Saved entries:
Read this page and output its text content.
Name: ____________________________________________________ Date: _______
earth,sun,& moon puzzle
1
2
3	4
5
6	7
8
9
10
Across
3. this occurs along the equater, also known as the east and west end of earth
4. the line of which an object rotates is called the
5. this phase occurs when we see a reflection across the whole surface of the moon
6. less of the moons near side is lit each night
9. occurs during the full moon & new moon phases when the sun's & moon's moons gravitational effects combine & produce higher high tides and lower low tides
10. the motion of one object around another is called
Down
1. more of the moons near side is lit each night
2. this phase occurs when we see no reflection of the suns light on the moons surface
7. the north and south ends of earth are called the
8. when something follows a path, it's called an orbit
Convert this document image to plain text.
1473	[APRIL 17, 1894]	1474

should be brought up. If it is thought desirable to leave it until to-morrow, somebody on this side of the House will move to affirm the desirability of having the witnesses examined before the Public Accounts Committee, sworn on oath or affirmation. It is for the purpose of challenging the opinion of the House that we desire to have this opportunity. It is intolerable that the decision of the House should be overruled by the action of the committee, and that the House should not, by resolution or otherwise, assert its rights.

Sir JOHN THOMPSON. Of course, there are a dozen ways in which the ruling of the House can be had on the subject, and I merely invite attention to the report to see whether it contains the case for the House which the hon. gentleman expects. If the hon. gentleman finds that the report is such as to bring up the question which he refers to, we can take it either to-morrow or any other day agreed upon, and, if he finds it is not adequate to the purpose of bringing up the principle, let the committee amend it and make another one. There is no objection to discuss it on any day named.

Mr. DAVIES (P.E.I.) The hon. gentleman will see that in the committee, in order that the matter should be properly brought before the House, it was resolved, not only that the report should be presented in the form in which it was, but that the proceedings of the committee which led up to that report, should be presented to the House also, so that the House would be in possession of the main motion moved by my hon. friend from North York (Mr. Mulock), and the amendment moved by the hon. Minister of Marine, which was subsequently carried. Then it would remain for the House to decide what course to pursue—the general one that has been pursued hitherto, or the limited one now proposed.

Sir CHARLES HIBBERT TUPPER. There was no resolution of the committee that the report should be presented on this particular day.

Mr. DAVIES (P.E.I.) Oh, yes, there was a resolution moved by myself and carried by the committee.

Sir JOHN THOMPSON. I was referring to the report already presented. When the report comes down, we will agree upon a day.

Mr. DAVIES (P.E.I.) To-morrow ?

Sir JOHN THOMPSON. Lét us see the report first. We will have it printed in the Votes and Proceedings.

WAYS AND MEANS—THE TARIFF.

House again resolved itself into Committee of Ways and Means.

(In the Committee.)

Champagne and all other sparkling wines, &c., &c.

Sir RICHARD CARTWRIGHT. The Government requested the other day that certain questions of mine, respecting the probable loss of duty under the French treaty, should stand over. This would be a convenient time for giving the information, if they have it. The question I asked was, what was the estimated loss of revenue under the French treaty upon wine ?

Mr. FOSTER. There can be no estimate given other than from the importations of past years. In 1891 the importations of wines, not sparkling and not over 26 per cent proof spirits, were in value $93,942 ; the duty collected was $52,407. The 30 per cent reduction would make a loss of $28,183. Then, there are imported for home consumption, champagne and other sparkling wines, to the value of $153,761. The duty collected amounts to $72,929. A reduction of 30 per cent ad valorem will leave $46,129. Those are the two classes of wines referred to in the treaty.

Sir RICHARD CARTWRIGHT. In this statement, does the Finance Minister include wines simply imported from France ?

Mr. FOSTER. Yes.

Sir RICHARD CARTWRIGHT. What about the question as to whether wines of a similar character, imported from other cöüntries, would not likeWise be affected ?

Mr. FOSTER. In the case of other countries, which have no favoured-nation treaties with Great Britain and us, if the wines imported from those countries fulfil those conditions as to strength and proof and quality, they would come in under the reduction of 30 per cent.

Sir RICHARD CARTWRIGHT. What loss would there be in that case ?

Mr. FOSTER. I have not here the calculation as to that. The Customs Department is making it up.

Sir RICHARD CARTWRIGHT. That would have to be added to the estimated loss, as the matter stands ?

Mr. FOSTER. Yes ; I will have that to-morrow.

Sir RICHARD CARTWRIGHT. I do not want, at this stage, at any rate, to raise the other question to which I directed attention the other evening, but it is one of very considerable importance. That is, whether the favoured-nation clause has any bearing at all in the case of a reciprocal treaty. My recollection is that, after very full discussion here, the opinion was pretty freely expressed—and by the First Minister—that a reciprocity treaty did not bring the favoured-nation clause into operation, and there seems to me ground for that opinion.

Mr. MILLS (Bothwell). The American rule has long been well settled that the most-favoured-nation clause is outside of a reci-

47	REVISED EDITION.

» **Stated goal**: Read the entries above, then pull out the lines that include "text".

» **Correct result**:
Read this page and output its text content.
Convert this document image to plain text.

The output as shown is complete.